(The records Opens)

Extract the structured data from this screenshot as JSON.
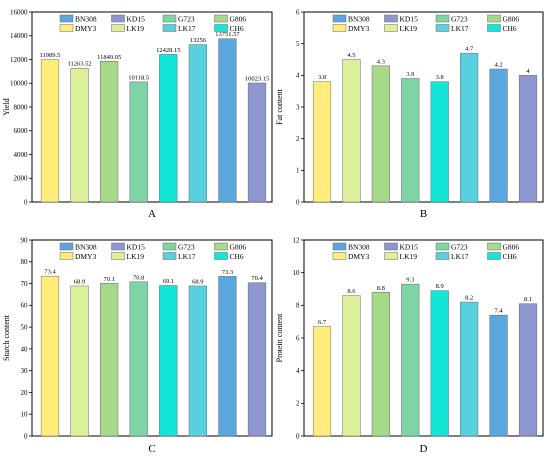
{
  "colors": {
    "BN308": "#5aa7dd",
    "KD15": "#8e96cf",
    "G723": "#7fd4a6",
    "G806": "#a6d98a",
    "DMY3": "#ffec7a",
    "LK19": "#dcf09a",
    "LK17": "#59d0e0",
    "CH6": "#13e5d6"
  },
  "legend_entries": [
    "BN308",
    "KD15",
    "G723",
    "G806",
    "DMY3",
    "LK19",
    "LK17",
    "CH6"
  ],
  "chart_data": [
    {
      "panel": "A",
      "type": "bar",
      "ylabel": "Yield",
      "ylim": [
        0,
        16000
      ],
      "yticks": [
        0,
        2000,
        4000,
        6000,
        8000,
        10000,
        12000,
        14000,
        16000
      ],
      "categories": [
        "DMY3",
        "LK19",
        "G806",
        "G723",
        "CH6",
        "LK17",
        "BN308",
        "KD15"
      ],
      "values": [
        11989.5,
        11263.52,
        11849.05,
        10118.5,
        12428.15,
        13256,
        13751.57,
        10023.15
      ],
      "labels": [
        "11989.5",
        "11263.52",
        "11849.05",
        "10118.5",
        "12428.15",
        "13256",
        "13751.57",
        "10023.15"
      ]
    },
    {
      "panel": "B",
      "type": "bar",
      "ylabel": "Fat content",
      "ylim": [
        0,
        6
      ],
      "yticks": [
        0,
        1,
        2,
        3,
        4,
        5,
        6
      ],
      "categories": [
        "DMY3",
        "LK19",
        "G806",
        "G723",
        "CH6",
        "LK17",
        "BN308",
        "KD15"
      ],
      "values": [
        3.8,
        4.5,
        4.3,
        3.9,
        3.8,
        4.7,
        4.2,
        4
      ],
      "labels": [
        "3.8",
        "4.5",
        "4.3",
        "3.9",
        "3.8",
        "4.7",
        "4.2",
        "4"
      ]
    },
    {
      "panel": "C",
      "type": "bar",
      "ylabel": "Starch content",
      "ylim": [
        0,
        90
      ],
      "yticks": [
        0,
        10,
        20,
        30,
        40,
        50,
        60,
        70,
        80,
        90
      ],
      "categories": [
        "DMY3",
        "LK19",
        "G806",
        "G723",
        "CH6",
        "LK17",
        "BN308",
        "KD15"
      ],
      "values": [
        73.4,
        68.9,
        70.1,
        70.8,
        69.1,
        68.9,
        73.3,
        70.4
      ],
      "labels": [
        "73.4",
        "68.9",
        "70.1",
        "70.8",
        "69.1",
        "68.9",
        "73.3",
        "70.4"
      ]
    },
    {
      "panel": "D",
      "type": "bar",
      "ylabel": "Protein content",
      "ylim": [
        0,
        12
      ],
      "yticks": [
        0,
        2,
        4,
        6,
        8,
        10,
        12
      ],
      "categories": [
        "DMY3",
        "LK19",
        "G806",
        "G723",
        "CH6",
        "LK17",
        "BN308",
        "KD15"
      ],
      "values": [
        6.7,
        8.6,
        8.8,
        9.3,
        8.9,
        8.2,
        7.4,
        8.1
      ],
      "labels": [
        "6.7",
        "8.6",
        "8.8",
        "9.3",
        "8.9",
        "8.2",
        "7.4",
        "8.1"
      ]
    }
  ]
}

(The records Closes)

What to do. Repeat each entry above exactly. Omit the pictures.

Answer box.
Extract the structured data from this screenshot as JSON.
{
  "colors": {
    "BN308": "#5aa7dd",
    "KD15": "#8e96cf",
    "G723": "#7fd4a6",
    "G806": "#a6d98a",
    "DMY3": "#ffec7a",
    "LK19": "#dcf09a",
    "LK17": "#59d0e0",
    "CH6": "#13e5d6"
  },
  "legend_entries": [
    "BN308",
    "KD15",
    "G723",
    "G806",
    "DMY3",
    "LK19",
    "LK17",
    "CH6"
  ],
  "chart_data": [
    {
      "panel": "A",
      "type": "bar",
      "ylabel": "Yield",
      "ylim": [
        0,
        16000
      ],
      "yticks": [
        0,
        2000,
        4000,
        6000,
        8000,
        10000,
        12000,
        14000,
        16000
      ],
      "categories": [
        "DMY3",
        "LK19",
        "G806",
        "G723",
        "CH6",
        "LK17",
        "BN308",
        "KD15"
      ],
      "values": [
        11989.5,
        11263.52,
        11849.05,
        10118.5,
        12428.15,
        13256,
        13751.57,
        10023.15
      ],
      "labels": [
        "11989.5",
        "11263.52",
        "11849.05",
        "10118.5",
        "12428.15",
        "13256",
        "13751.57",
        "10023.15"
      ]
    },
    {
      "panel": "B",
      "type": "bar",
      "ylabel": "Fat content",
      "ylim": [
        0,
        6
      ],
      "yticks": [
        0,
        1,
        2,
        3,
        4,
        5,
        6
      ],
      "categories": [
        "DMY3",
        "LK19",
        "G806",
        "G723",
        "CH6",
        "LK17",
        "BN308",
        "KD15"
      ],
      "values": [
        3.8,
        4.5,
        4.3,
        3.9,
        3.8,
        4.7,
        4.2,
        4
      ],
      "labels": [
        "3.8",
        "4.5",
        "4.3",
        "3.9",
        "3.8",
        "4.7",
        "4.2",
        "4"
      ]
    },
    {
      "panel": "C",
      "type": "bar",
      "ylabel": "Starch content",
      "ylim": [
        0,
        90
      ],
      "yticks": [
        0,
        10,
        20,
        30,
        40,
        50,
        60,
        70,
        80,
        90
      ],
      "categories": [
        "DMY3",
        "LK19",
        "G806",
        "G723",
        "CH6",
        "LK17",
        "BN308",
        "KD15"
      ],
      "values": [
        73.4,
        68.9,
        70.1,
        70.8,
        69.1,
        68.9,
        73.3,
        70.4
      ],
      "labels": [
        "73.4",
        "68.9",
        "70.1",
        "70.8",
        "69.1",
        "68.9",
        "73.3",
        "70.4"
      ]
    },
    {
      "panel": "D",
      "type": "bar",
      "ylabel": "Protein content",
      "ylim": [
        0,
        12
      ],
      "yticks": [
        0,
        2,
        4,
        6,
        8,
        10,
        12
      ],
      "categories": [
        "DMY3",
        "LK19",
        "G806",
        "G723",
        "CH6",
        "LK17",
        "BN308",
        "KD15"
      ],
      "values": [
        6.7,
        8.6,
        8.8,
        9.3,
        8.9,
        8.2,
        7.4,
        8.1
      ],
      "labels": [
        "6.7",
        "8.6",
        "8.8",
        "9.3",
        "8.9",
        "8.2",
        "7.4",
        "8.1"
      ]
    }
  ]
}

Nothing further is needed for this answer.